(Rows from a dataset)
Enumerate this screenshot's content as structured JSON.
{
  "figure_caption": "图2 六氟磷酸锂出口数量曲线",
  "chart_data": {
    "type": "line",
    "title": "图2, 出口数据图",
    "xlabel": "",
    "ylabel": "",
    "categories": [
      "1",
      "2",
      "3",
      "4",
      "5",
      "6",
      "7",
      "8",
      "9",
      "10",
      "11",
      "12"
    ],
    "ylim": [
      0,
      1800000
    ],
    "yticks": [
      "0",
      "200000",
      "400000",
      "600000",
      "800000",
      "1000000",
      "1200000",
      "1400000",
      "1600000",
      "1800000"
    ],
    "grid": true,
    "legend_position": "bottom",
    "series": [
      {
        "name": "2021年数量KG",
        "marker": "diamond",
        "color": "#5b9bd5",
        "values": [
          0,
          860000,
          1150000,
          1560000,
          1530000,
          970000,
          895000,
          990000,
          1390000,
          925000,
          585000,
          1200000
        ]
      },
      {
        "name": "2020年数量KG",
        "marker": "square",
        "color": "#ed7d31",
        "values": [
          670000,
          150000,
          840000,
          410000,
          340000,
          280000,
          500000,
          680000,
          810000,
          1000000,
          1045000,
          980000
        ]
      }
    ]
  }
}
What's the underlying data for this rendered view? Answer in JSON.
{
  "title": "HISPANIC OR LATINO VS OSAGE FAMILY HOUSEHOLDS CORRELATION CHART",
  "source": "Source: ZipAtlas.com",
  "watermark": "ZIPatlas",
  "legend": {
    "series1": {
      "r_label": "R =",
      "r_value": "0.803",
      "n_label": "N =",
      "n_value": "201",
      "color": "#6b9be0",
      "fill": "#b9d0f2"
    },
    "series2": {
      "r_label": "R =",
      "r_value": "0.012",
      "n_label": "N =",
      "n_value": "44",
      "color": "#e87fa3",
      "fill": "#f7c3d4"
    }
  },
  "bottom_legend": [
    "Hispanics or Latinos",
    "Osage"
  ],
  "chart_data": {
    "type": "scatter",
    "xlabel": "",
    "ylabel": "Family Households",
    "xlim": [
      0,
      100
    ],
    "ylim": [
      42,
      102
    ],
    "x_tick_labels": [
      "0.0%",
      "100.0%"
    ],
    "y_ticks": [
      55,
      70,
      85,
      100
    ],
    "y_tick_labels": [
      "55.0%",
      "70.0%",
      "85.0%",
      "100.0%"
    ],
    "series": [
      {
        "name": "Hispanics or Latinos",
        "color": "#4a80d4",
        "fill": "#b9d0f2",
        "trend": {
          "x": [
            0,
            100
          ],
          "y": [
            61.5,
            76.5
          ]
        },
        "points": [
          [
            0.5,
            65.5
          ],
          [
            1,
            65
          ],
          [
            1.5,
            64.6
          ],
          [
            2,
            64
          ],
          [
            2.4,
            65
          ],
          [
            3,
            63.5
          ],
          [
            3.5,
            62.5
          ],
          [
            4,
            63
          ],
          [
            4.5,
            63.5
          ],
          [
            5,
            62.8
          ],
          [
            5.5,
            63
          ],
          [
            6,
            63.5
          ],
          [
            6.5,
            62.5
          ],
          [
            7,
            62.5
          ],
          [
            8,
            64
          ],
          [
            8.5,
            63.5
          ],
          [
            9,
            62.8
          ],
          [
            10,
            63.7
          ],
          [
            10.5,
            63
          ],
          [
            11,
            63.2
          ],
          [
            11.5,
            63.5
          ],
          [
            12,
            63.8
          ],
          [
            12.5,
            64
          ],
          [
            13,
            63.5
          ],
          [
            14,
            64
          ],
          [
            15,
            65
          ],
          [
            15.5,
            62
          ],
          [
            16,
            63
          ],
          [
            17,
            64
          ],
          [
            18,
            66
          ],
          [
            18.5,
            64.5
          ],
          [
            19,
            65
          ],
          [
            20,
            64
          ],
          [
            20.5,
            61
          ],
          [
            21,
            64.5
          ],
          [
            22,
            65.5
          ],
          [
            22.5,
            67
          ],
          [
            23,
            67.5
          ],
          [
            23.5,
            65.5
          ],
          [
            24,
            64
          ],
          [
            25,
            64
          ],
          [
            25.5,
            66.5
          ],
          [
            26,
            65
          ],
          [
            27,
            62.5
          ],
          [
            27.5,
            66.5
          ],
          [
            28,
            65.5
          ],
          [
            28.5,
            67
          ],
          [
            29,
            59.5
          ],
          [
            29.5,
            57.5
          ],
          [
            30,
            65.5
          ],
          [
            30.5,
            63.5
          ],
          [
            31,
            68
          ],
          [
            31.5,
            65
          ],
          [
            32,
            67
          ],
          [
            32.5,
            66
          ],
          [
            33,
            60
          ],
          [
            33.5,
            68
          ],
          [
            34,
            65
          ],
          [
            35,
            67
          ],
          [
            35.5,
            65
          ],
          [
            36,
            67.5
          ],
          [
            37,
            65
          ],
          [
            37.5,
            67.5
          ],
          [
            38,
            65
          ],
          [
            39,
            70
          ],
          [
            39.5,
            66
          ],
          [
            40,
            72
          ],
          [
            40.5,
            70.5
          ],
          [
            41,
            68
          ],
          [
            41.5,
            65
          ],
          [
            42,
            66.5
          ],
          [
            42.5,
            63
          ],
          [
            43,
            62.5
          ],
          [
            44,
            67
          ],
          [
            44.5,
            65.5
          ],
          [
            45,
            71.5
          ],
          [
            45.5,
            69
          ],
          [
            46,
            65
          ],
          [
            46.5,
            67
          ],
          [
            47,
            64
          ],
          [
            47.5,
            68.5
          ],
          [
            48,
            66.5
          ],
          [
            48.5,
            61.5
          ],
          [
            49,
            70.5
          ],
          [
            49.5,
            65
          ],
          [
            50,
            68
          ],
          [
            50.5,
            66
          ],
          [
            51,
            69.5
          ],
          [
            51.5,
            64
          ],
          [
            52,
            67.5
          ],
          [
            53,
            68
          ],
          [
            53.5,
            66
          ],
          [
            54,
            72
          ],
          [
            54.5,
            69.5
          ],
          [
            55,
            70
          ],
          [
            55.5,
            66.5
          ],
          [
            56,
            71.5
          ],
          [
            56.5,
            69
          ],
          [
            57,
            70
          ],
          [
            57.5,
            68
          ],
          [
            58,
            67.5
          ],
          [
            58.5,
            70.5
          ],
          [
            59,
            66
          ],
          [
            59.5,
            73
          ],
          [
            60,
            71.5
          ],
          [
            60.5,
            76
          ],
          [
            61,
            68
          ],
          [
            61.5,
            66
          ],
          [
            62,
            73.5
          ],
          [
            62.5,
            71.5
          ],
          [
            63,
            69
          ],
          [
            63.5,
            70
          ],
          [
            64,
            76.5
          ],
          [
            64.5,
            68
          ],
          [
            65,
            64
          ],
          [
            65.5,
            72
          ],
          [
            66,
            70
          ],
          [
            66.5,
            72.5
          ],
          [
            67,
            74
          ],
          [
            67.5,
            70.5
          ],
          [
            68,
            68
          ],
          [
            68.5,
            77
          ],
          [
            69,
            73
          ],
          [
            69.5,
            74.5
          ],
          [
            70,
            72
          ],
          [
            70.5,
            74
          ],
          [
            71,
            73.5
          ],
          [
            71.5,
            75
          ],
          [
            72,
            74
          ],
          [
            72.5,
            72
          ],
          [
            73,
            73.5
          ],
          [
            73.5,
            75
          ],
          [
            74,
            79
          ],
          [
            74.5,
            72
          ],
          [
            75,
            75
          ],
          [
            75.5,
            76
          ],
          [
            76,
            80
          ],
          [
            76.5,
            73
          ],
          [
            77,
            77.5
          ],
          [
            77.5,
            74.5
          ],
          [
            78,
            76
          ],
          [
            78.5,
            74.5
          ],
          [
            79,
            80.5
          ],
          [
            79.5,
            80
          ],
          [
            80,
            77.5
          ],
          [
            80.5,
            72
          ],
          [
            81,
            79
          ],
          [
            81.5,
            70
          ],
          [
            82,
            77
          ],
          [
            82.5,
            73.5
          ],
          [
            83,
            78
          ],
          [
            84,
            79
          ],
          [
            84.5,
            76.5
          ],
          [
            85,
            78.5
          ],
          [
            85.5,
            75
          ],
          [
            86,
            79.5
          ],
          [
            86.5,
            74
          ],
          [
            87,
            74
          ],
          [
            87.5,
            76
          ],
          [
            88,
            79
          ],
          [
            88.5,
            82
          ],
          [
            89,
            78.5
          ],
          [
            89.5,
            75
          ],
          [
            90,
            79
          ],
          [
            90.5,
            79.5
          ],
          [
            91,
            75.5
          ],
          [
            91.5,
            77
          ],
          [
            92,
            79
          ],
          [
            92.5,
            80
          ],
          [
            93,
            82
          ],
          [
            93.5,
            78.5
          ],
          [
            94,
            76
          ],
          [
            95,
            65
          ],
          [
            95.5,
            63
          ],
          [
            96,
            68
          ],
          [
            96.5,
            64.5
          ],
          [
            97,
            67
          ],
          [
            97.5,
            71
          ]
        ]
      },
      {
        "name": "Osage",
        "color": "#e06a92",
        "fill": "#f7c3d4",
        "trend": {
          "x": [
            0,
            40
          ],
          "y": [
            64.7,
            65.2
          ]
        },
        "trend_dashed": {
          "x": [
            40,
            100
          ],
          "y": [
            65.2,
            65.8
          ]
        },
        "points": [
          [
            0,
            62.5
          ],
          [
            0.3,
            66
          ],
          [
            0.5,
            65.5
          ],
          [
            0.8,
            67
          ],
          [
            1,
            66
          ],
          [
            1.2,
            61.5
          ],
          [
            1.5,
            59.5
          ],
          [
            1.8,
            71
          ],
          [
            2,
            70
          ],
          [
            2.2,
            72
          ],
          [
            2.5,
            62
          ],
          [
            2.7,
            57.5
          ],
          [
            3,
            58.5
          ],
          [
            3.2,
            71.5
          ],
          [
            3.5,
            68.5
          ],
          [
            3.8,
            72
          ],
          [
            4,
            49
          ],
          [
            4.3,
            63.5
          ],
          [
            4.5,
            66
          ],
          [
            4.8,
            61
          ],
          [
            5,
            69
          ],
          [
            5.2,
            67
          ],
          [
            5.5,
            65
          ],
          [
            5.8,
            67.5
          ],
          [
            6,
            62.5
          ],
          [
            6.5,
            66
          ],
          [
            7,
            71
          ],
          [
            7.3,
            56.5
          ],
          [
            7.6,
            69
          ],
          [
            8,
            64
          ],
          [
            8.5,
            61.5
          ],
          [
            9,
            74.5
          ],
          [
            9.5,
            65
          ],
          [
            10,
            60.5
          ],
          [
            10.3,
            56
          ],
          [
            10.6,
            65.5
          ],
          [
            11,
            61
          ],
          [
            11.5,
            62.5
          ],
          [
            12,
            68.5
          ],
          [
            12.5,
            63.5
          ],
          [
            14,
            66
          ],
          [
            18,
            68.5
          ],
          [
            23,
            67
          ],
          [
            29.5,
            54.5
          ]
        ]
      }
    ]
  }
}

_What is required:_ From the records above, pick out and copy each line holding the word "JSON".

_Correct result:_
Enumerate this screenshot's content as structured JSON.
What's the underlying data for this rendered view? Answer in JSON.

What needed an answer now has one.